**** RECORDS FOR PROCESSING

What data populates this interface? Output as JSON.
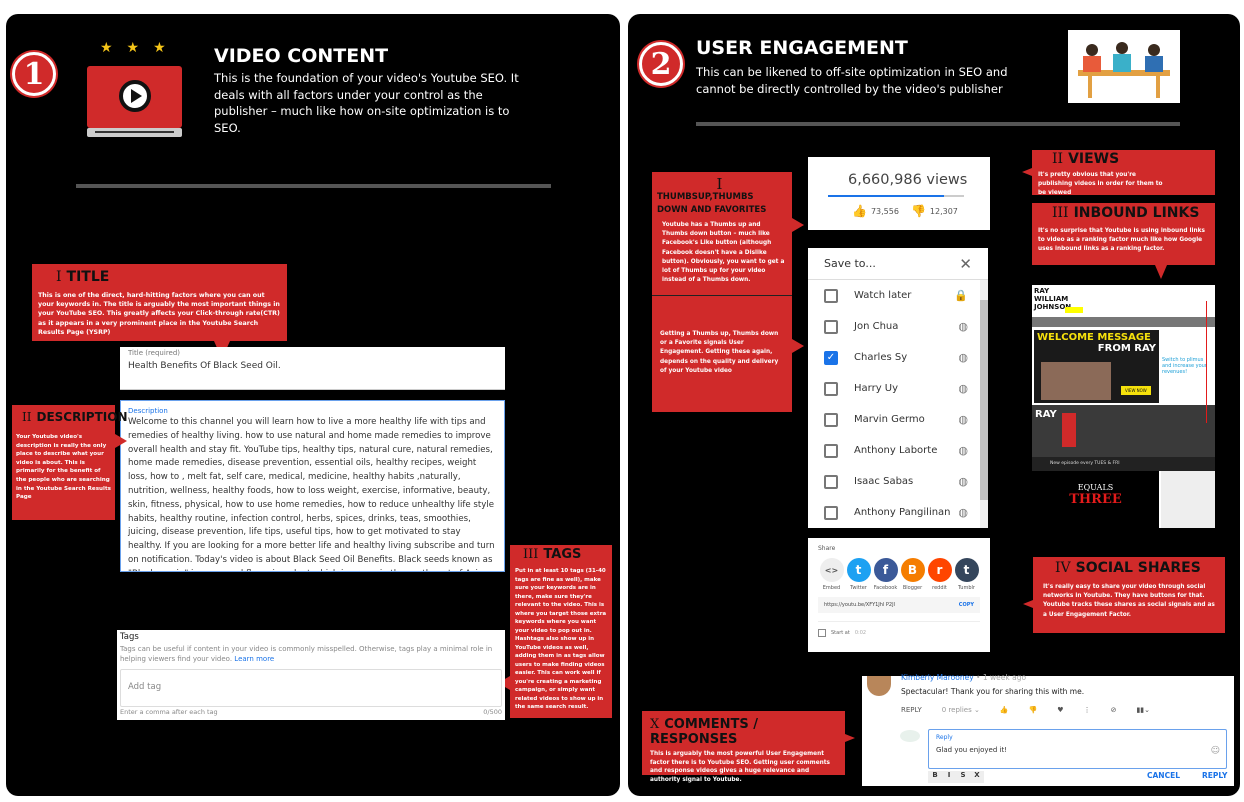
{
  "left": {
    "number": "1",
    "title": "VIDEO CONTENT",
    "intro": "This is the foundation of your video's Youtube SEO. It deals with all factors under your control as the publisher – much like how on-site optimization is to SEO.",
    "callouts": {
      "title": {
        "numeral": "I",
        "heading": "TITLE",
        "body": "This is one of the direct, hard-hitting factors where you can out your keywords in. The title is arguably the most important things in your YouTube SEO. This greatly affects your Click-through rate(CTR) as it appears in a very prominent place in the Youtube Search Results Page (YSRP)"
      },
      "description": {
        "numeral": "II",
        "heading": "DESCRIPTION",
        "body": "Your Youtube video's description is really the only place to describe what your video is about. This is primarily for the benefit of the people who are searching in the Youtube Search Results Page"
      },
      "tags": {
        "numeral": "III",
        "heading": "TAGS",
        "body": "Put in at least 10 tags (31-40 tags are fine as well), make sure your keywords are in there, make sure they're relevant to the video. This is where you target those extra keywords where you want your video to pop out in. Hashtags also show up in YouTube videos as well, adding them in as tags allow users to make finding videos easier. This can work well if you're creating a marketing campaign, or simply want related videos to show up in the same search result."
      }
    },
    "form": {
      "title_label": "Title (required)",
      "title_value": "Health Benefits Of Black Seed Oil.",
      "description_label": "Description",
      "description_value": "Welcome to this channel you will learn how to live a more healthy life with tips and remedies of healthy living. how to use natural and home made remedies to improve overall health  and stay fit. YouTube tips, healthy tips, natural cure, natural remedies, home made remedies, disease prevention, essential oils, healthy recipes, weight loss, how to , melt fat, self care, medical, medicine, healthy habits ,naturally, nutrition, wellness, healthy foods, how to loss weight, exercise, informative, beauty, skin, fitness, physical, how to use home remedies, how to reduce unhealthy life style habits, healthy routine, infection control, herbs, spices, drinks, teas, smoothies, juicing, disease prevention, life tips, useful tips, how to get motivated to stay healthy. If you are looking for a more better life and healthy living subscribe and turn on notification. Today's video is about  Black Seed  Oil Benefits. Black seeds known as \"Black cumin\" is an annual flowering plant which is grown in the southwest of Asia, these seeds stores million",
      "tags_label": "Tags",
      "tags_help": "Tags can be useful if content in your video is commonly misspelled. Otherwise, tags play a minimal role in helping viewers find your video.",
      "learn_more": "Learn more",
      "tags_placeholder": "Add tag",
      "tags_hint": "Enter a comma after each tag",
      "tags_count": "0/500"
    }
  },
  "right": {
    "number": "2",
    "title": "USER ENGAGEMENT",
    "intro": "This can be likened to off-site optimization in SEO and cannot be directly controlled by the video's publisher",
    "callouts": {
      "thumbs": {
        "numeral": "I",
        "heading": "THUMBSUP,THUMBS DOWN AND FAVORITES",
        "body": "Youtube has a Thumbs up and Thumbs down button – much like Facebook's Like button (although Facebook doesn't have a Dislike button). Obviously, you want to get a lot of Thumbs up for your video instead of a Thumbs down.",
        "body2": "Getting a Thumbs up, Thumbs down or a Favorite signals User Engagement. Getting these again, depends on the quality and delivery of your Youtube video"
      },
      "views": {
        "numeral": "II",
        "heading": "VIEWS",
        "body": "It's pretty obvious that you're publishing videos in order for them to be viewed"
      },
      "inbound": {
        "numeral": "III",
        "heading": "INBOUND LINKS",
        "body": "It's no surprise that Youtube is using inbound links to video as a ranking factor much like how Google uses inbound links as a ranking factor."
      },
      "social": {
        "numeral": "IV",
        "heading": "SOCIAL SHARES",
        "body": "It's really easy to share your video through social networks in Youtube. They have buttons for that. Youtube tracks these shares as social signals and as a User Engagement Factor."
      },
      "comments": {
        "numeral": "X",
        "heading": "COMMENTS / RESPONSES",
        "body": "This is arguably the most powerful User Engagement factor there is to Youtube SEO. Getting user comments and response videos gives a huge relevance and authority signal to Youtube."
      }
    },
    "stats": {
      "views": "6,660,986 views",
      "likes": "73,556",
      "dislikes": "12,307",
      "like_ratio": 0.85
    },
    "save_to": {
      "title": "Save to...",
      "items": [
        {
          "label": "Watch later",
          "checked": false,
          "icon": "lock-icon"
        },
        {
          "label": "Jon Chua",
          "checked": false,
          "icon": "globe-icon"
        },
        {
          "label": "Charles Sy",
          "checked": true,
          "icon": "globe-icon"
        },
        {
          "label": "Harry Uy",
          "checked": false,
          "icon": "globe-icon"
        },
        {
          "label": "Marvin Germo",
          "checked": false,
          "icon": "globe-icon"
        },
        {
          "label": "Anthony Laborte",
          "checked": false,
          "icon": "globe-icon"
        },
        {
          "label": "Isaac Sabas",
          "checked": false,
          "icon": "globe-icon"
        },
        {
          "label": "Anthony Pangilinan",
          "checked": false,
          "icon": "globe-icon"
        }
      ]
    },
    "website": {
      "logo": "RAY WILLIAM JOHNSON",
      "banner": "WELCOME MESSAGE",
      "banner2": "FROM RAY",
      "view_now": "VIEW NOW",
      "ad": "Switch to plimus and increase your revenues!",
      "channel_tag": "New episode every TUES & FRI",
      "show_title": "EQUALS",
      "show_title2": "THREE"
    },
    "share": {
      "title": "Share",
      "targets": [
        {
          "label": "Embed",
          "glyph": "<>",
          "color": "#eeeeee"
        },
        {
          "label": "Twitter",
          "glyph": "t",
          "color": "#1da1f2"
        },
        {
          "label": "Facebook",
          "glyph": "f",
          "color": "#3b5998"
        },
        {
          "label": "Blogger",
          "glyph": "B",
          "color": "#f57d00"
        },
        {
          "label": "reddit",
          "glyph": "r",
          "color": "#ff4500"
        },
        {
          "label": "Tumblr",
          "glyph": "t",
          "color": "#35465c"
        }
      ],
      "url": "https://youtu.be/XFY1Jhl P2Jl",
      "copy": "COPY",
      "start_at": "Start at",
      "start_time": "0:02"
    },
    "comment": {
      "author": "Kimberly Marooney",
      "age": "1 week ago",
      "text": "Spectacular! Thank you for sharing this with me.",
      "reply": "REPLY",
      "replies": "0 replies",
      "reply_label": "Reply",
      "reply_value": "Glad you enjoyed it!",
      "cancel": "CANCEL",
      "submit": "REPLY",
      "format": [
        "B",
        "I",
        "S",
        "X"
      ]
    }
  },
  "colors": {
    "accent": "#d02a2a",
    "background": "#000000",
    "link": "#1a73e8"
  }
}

********
**** RECORDS FOR PROCESSING

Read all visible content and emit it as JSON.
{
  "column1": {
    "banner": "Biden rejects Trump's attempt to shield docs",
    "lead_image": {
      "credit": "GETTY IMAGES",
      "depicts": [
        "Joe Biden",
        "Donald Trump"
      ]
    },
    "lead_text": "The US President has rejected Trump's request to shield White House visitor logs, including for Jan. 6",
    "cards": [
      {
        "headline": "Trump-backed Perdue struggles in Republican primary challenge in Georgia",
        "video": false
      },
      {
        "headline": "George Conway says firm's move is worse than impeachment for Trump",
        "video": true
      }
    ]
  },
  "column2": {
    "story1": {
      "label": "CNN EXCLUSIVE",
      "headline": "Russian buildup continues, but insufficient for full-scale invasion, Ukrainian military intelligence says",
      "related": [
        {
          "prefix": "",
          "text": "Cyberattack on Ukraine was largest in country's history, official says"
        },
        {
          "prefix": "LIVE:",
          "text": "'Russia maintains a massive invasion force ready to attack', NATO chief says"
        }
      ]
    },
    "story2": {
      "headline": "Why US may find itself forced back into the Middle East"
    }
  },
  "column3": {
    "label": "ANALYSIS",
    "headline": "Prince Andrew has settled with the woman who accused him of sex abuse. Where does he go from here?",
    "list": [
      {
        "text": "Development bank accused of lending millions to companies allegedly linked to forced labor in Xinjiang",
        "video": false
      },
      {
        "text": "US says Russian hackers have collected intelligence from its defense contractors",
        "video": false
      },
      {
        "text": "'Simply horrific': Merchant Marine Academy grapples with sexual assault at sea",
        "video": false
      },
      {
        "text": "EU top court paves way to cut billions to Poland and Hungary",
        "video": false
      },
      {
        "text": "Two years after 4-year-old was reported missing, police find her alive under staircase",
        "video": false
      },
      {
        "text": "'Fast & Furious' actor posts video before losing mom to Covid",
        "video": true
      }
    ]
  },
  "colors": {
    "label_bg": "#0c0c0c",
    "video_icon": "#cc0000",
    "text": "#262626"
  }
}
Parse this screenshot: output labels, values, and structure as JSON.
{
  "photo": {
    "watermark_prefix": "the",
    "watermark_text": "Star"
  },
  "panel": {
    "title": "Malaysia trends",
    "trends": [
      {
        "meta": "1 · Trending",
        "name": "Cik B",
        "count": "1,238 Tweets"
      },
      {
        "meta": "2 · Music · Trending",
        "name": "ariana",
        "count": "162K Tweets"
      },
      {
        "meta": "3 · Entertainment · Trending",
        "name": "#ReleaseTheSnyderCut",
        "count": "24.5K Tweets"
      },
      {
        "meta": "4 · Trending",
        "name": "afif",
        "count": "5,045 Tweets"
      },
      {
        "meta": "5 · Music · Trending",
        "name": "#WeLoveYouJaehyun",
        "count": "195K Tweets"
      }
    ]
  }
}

********

▶ _WHAT YOU HAVE TO DO_
Give the number of lines in the listing above that hold the string "Russian", with nothing else.

▶ _FINISHED ANSWER_
2